++++ Passage shown

= 2012 UCI Track Cycling World Championships – Men's team pursuit =

Rainbow jersey

The Men's team pursuit at the 2012 UCI Track Cycling World Championships was held on April 4. 15 nations of 4 cyclists each participated in the contest. After the qualifying, the fastest 2 teams raced for gold, and 3rd and 4th teams raced for bronze.

== Medalists ==

| Gold | Great Britain Ed Clancy Steven Burke Peter Kennaugh Geraint Thomas Andrew Tennant |
| Silver | Australia Glenn O'Shea Jack Bobridge Rohan Dennis Michael Hepburn |
| Bronze | New Zealand Aaron Gate Sam Bewley Westley Gough Marc Ryan |

==Results==

===Qualifying===
The qualifying was held at 15:00.

++++++++
++++ Records

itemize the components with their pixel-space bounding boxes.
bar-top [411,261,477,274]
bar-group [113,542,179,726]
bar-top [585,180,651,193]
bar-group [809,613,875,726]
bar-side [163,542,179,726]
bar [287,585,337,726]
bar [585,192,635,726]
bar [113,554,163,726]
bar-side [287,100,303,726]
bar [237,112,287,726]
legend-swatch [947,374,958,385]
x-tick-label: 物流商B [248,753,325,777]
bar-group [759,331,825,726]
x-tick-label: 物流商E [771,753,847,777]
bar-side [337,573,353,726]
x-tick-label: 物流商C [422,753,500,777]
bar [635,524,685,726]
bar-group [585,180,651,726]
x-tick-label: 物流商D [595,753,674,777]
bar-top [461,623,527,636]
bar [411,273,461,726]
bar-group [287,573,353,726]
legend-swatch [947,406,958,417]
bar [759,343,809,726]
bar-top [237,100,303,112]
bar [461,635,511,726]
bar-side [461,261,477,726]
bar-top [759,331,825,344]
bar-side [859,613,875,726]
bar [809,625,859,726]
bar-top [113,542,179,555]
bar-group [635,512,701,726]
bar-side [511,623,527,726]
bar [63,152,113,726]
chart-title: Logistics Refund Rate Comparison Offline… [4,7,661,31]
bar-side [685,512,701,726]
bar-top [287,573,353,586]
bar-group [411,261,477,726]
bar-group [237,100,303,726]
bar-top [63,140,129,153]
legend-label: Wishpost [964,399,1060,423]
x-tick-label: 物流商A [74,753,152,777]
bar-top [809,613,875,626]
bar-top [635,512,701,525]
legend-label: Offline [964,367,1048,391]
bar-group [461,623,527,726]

++++++++

▶ **What you need to do**:
- a) Answer these from the team pursuit article:
(i) On what date was the event held?
(ii) Which nation won the silver medal?
(iii) At what time was the qualifying held?
- b) Print the stretch of the team pursuit article that begins with the words "The Men's team" and ends with "raced for bronze.".

▶ **Expected results**:
- a)
(i) April 4
(ii) Australia
(iii) 15:00

- b)
The Men's team pursuit at the 2012 UCI Track Cycling World Championships was held on April 4. 15 nations of 4 cyclists each participated in the contest. After the qualifying, the fastest 2 teams raced for gold, and 3rd and 4th teams raced for bronze.